_EXERCISE DESCRIPTION_
Count how many lines mention the word "this". Write that number alone.

— START OF SUPPLIED RECORDS —

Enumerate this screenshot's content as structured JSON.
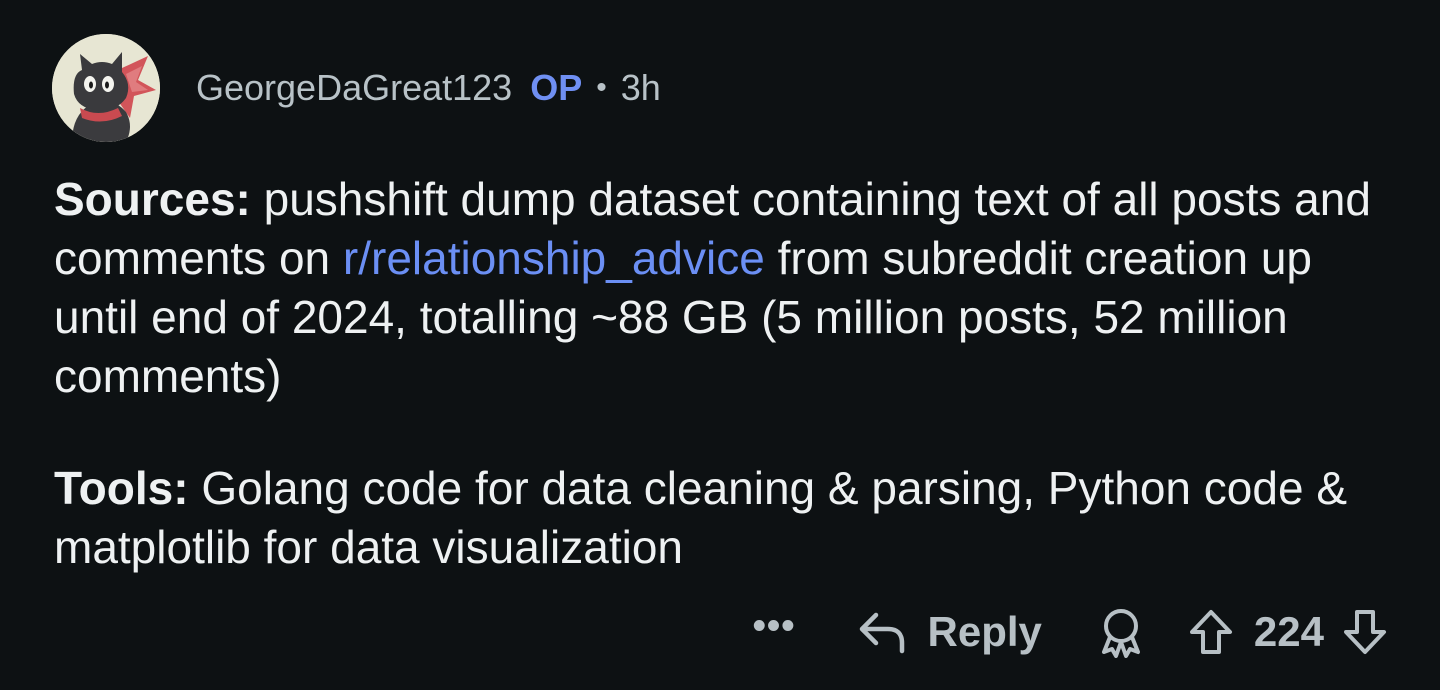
{
  "comment": {
    "author": "GeorgeDaGreat123",
    "op_badge": "OP",
    "separator": "•",
    "time": "3h",
    "paragraphs": {
      "sources": {
        "label": "Sources:",
        "text_before_link": " pushshift dump dataset containing text of all posts and comments on ",
        "link": "r/relationship_advice",
        "text_after_link": " from subreddit creation up until end of 2024, totalling ~88 GB (5 million posts, 52 million comments)"
      },
      "tools": {
        "label": "Tools:",
        "text": " Golang code for data cleaning & parsing, Python code & matplotlib for data visualization"
      }
    },
    "actions": {
      "more": "•••",
      "reply": "Reply",
      "score": "224"
    },
    "icons": {
      "avatar": "cat-avatar",
      "more": "more-options-icon",
      "reply": "reply-arrow-icon",
      "award": "award-icon",
      "upvote": "upvote-arrow-icon",
      "downvote": "downvote-arrow-icon"
    },
    "colors": {
      "background": "#0d1113",
      "text": "#eef1f2",
      "muted": "#b8c2c7",
      "accent": "#6f8ff2"
    }
  }
}
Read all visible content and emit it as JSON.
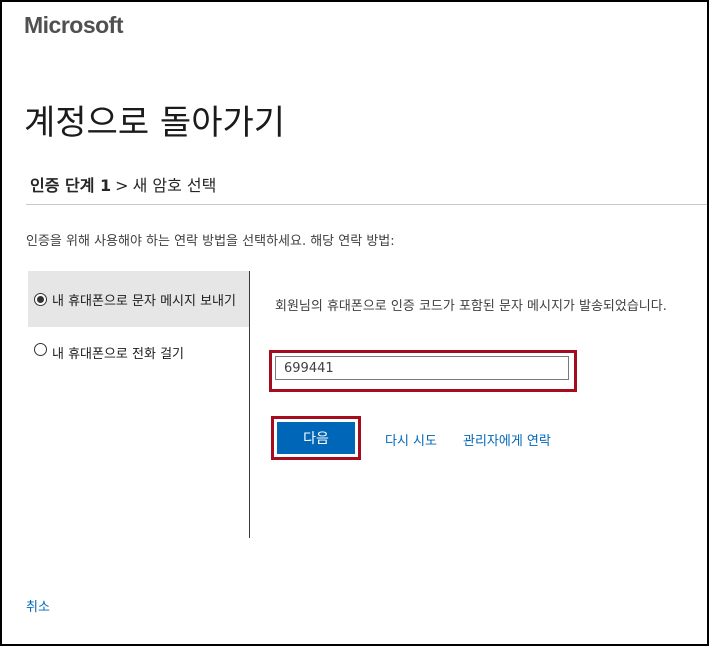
{
  "brand": {
    "logo_text": "Microsoft"
  },
  "page": {
    "title": "계정으로 돌아가기"
  },
  "breadcrumb": {
    "step": "인증 단계 1",
    "separator": ">",
    "next": "새 암호 선택"
  },
  "instructions": "인증을 위해 사용해야 하는 연락 방법을 선택하세요. 해당 연락 방법:",
  "methods": [
    {
      "label": "내 휴대폰으로 문자 메시지 보내기",
      "selected": true
    },
    {
      "label": "내 휴대폰으로 전화 걸기",
      "selected": false
    }
  ],
  "verification": {
    "message": "회원님의 휴대폰으로 인증 코드가 포함된 문자 메시지가 발송되었습니다.",
    "code_value": "699441"
  },
  "actions": {
    "next_label": "다음",
    "retry_label": "다시 시도",
    "contact_admin_label": "관리자에게 연락",
    "cancel_label": "취소"
  },
  "colors": {
    "accent": "#0067b8",
    "highlight_border": "#a50d1e"
  }
}
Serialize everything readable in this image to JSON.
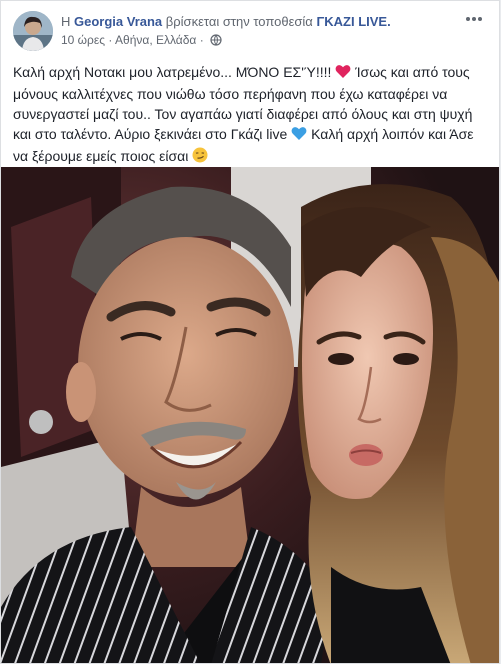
{
  "post": {
    "author_prefix": "Η",
    "author_name": "Georgia Vrana",
    "location_text": "βρίσκεται στην τοποθεσία",
    "location_name": "ΓΚΑΖΙ LIVE.",
    "time": "10 ώρες",
    "separator": "·",
    "place": "Αθήνα, Ελλάδα",
    "privacy_icon": "globe-icon",
    "more_icon": "more-options-icon",
    "text_part1": "Καλή αρχή Νοτακι μου λατρεμένο... ΜΌΝΟ ΕΣ'Ύ!!!!",
    "text_part2": "Ίσως και από τους μόνους καλλιτέχνες που νιώθω τόσο περήφανη που έχω καταφέρει να συνεργαστεί μαζί του.. Τον αγαπάω γιατί διαφέρει από όλους και στη ψυχή και στο ταλέντο. Αύριο ξεκινάει στο Γκάζι live",
    "text_part3": "Καλή αρχή λοιπόν και Άσε να ξέρουμε εμείς ποιος είσαι",
    "emoji_1": "red-heart-icon",
    "emoji_2": "blue-heart-icon",
    "emoji_3": "smirk-face-icon"
  },
  "colors": {
    "link": "#385898",
    "text": "#1d2129",
    "meta": "#616770",
    "heart_red": "#e0245e",
    "heart_blue": "#3b9fe3"
  }
}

— END OF SUPPLIED RECORDS —

_WRITTEN ANSWER_
2